**Given passage:**
********************
Yeah... I really don't know what to do with "the resistance", "the
ignorance" (as in, both the practice of intentionally ignoring my results,
and otherwise)... etc.. Many of us are so used to both naming and
processing at such granularity... it'd take the whole world for change to
happen and I hope we could work together instead of against each other.

If we sustain the w hackery, we are hurting ourselves / our students in the
end. From the tech point of view, things are getting ever finer and
our hardware can take on more, I don't know what ppl have in mind if/when
they want our next gen to be quibbling about things like "is ... a w*rd?"
or whether the w boundary should be placed exactly here or there....

I suggested in "Fairness in Representation
<https://openreview.net/pdf?id=-llS6TiOew>" that we should use clearer
nomenclature:
"one can simply describe languages and their statistical profiles with
respect to their representational granularity in characters or bytes (which
are and/or can be exhaustively standardized in computing), or refer to
sequences as longer/shorter or having a higher/lower vocabulary size when
comparing them with each other, rather than “richer”/“poorer” based on
concepts (e.g. “words”, “sentences”) that can be ambiguous, contested, and
inaccessible to many."

And in the event that our downstream task results are so good already,
there will always be room for content creation. That's also what I tried to
advocate in the paper: quality multiway datasets for science, eval, and
documentation --- I wished the world would give more worth to data. There
is a lot of room to translate our engineering back to science, to
re-educate students in the lang sci/tech to become more stats savvy, and to
re-educate the world about fairness in multilinguality...


On Mon, Jun 20, 2022 at 10:13 PM Daniel HENKEL <daniel.hen...@univ-paris8.fr>
wrote:

> Not to mention all these shamefully unscientific posts on Corporalist:
>
> *12th International Global W*rdnet Conference Donostia / San Sebastian,
> Basque Country 23-27, 2023 Global W*rdnet Association:
> www.globalw*rdnet.org <http://rdnet.org>*
> *Conference website: https://hitz.eus/gwc2023 <https://hitz.eus/gwc2023>*
>
> *18th Workshop on Multiw*rd Expressions (MWE 2022) Organized and sponsored
> by SIGLEX, the Special Interest Group on the Lexicon of the ACL*
>
> *The 5th Workshop on Multi-w*rd Units in Machine Translation and
> Translation Technology (MUMTTT 2022) Malaga, 30th September 2022*
>
> ...
>
> Definitely time for some lexical/terminological restrictions/updates, for
> the sake of goodthink/processing, and science!
>
>
> (actually "science" is heretical/redundant, "goodthink/processing" will do
> the job:
>
> *"As we have already seen in the case of the word FREE, w*rds which had
> once borne a heretical meaning were sometimes retained for the sake of
> convenience, but only with the undesirable meanings purged out of them.
> Countless other w*rds such as HONOUR, JUSTICE, MORALITY, INTERNATIONALISM,
> DEMOCRACY, SCIENCE, and RELIGION had simply ceased to exist."*)
********************
**Problem description:**
Turn the paragraph of the email above that begins "And in the event that our downstream task results" into a short bulleted list that keeps its main points.

(Element and region data)
********************
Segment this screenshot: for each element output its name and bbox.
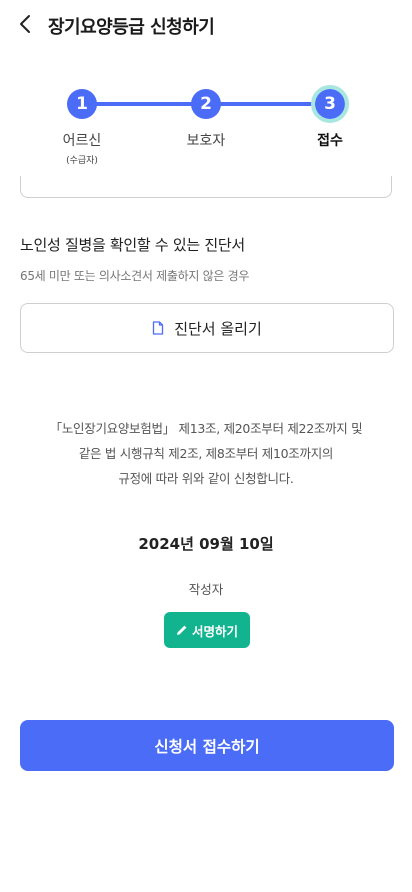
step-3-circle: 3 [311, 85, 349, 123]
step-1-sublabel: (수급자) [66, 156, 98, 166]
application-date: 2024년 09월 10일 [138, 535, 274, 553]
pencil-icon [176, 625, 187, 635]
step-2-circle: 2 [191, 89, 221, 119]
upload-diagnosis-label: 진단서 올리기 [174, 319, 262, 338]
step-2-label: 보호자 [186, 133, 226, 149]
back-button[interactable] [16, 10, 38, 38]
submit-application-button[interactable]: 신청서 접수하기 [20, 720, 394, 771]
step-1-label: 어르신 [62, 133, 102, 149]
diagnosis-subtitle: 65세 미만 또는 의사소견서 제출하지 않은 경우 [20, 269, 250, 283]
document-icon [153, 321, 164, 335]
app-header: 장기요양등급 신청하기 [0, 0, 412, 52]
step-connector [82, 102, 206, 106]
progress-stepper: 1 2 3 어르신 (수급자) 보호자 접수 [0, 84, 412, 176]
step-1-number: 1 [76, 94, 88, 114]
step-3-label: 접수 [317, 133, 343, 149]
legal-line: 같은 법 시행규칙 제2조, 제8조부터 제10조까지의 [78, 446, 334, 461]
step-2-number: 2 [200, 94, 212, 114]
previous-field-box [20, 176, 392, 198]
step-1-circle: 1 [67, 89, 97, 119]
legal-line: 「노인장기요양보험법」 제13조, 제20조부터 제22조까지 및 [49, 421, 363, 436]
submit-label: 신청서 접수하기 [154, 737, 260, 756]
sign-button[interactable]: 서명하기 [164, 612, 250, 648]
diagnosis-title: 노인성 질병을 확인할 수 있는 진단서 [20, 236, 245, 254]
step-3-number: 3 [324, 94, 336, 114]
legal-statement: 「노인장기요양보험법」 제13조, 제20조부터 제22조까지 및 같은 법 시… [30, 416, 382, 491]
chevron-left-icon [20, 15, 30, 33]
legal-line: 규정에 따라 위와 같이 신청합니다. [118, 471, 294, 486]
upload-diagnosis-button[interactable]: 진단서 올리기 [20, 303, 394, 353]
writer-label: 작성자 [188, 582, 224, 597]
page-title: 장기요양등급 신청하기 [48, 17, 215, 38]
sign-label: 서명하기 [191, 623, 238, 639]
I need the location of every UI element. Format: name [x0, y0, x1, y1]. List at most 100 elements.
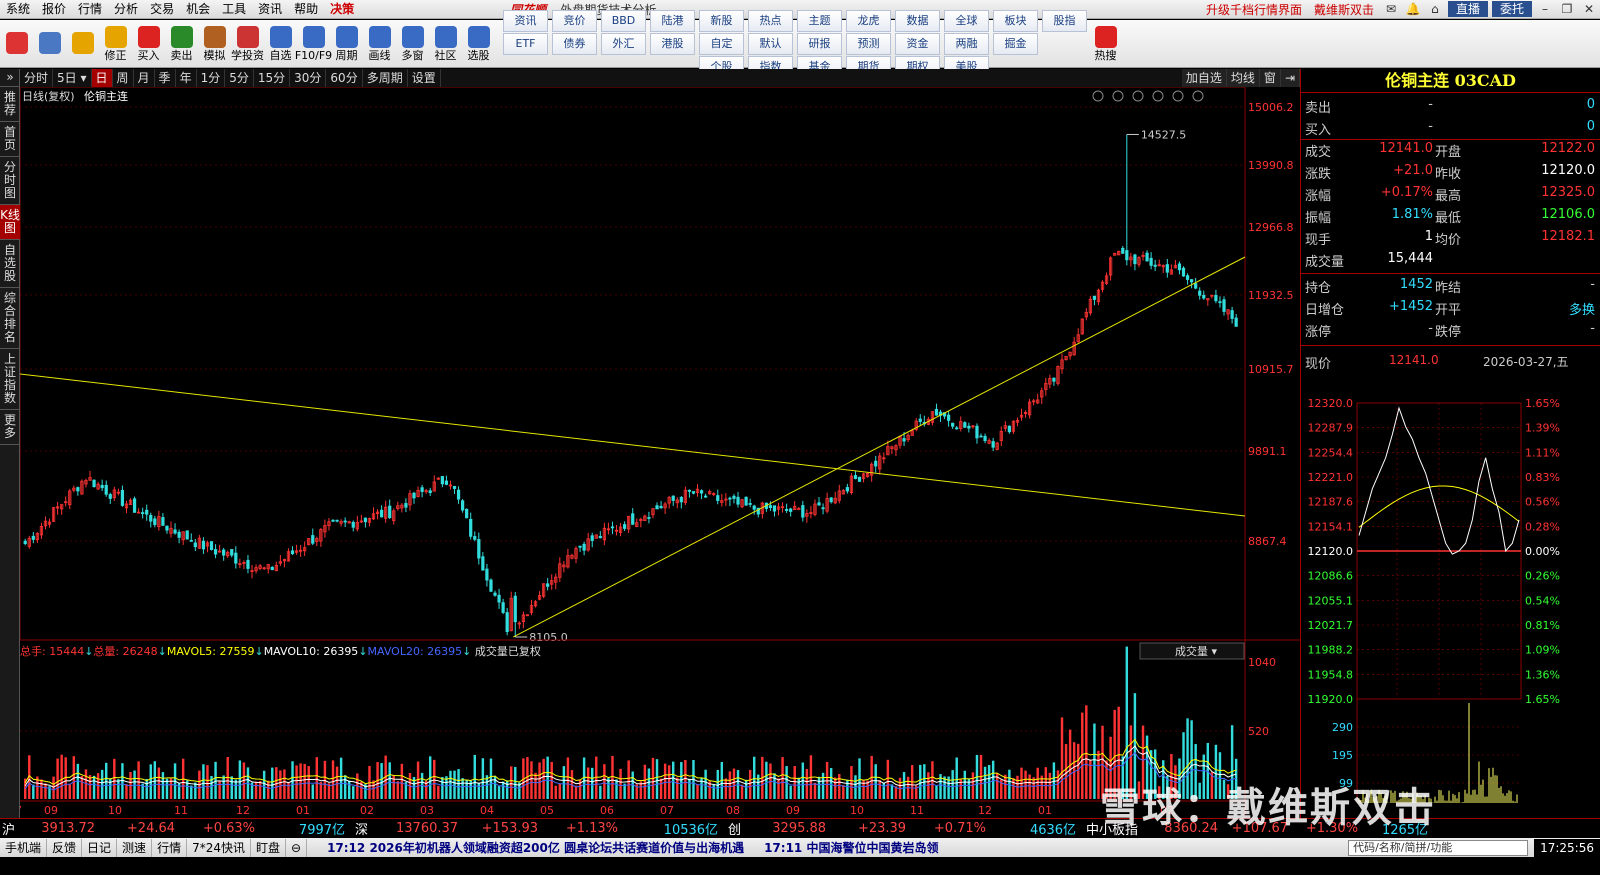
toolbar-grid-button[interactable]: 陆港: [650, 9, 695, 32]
********************
**The result:**
- Even if downstream task results are already very good, there will always be room for content creation.
- The paper argued for quality multiway datasets for science, evaluation, and documentation, and the writer wished the world gave more worth to data.
- There is much room to translate engineering back to science.
- Students in language science and technology could be re-educated to become more statistics-savvy.
- The world could be re-educated about fairness in multilinguality.